# Listed entries

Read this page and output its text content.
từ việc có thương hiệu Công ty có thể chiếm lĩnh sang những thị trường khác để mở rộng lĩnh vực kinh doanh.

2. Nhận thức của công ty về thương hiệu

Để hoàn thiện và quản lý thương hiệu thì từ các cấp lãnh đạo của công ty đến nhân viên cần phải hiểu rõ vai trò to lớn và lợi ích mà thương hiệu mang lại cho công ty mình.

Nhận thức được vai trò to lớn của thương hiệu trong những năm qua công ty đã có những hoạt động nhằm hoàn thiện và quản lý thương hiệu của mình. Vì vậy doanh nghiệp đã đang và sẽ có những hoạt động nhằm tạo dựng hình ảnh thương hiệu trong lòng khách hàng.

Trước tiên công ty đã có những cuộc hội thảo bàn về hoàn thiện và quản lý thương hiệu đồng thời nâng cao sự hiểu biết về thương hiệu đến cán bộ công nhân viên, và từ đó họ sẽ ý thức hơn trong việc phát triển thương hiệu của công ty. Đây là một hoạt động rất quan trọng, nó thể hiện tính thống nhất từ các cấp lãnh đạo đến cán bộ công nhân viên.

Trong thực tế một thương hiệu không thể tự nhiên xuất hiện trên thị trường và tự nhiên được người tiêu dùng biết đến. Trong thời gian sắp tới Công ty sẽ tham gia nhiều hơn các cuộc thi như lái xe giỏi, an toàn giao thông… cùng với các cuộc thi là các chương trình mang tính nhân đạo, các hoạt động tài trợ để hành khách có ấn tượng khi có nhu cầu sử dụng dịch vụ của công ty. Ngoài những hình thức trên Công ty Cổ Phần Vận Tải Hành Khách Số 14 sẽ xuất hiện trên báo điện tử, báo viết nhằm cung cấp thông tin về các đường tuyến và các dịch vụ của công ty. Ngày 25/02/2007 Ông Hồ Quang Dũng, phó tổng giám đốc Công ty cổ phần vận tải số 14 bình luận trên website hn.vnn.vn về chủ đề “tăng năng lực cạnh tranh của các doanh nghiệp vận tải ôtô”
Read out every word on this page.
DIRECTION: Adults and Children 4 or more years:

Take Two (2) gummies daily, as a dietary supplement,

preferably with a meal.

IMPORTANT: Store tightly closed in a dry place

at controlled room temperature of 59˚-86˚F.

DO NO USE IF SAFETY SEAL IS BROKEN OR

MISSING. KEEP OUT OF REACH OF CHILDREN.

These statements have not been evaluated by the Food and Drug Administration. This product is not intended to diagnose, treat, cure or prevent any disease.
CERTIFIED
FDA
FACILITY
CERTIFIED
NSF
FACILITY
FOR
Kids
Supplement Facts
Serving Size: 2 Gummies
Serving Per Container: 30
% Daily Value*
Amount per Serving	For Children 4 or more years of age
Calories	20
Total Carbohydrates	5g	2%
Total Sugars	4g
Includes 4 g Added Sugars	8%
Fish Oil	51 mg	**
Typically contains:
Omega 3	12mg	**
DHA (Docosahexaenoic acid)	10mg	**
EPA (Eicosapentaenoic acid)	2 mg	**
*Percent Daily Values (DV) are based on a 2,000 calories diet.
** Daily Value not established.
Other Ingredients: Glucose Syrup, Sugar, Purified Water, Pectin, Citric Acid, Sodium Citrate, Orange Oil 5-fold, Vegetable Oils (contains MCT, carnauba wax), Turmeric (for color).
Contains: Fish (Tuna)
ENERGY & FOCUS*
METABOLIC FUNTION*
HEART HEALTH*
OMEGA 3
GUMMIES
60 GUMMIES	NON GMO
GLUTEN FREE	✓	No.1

# Work to do
Each line of the material should be duplicated exactly, please.

# Solution for this task
Read this page and output its text content.
từ việc có thương hiệu Công ty có thể chiếm lĩnh sang những thị trường khác để mở rộng lĩnh vực kinh doanh.

2. Nhận thức của công ty về thương hiệu

Để hoàn thiện và quản lý thương hiệu thì từ các cấp lãnh đạo của công ty đến nhân viên cần phải hiểu rõ vai trò to lớn và lợi ích mà thương hiệu mang lại cho công ty mình.

Nhận thức được vai trò to lớn của thương hiệu trong những năm qua công ty đã có những hoạt động nhằm hoàn thiện và quản lý thương hiệu của mình. Vì vậy doanh nghiệp đã đang và sẽ có những hoạt động nhằm tạo dựng hình ảnh thương hiệu trong lòng khách hàng.

Trước tiên công ty đã có những cuộc hội thảo bàn về hoàn thiện và quản lý thương hiệu đồng thời nâng cao sự hiểu biết về thương hiệu đến cán bộ công nhân viên, và từ đó họ sẽ ý thức hơn trong việc phát triển thương hiệu của công ty. Đây là một hoạt động rất quan trọng, nó thể hiện tính thống nhất từ các cấp lãnh đạo đến cán bộ công nhân viên.

Trong thực tế một thương hiệu không thể tự nhiên xuất hiện trên thị trường và tự nhiên được người tiêu dùng biết đến. Trong thời gian sắp tới Công ty sẽ tham gia nhiều hơn các cuộc thi như lái xe giỏi, an toàn giao thông… cùng với các cuộc thi là các chương trình mang tính nhân đạo, các hoạt động tài trợ để hành khách có ấn tượng khi có nhu cầu sử dụng dịch vụ của công ty. Ngoài những hình thức trên Công ty Cổ Phần Vận Tải Hành Khách Số 14 sẽ xuất hiện trên báo điện tử, báo viết nhằm cung cấp thông tin về các đường tuyến và các dịch vụ của công ty. Ngày 25/02/2007 Ông Hồ Quang Dũng, phó tổng giám đốc Công ty cổ phần vận tải số 14 bình luận trên website hn.vnn.vn về chủ đề “tăng năng lực cạnh tranh của các doanh nghiệp vận tải ôtô”
Read out every word on this page.
DIRECTION: Adults and Children 4 or more years:

Take Two (2) gummies daily, as a dietary supplement,

preferably with a meal.

IMPORTANT: Store tightly closed in a dry place

at controlled room temperature of 59˚-86˚F.

DO NO USE IF SAFETY SEAL IS BROKEN OR

MISSING. KEEP OUT OF REACH OF CHILDREN.

These statements have not been evaluated by the Food and Drug Administration. This product is not intended to diagnose, treat, cure or prevent any disease.
CERTIFIED
FDA
FACILITY
CERTIFIED
NSF
FACILITY
FOR
Kids
Supplement Facts
Serving Size: 2 Gummies
Serving Per Container: 30
% Daily Value*
Amount per Serving	For Children 4 or more years of age
Calories	20
Total Carbohydrates	5g	2%
Total Sugars	4g
Includes 4 g Added Sugars	8%
Fish Oil	51 mg	**
Typically contains:
Omega 3	12mg	**
DHA (Docosahexaenoic acid)	10mg	**
EPA (Eicosapentaenoic acid)	2 mg	**
*Percent Daily Values (DV) are based on a 2,000 calories diet.
** Daily Value not established.
Other Ingredients: Glucose Syrup, Sugar, Purified Water, Pectin, Citric Acid, Sodium Citrate, Orange Oil 5-fold, Vegetable Oils (contains MCT, carnauba wax), Turmeric (for color).
Contains: Fish (Tuna)
ENERGY & FOCUS*
METABOLIC FUNTION*
HEART HEALTH*
OMEGA 3
GUMMIES
60 GUMMIES	NON GMO
GLUTEN FREE	✓	No.1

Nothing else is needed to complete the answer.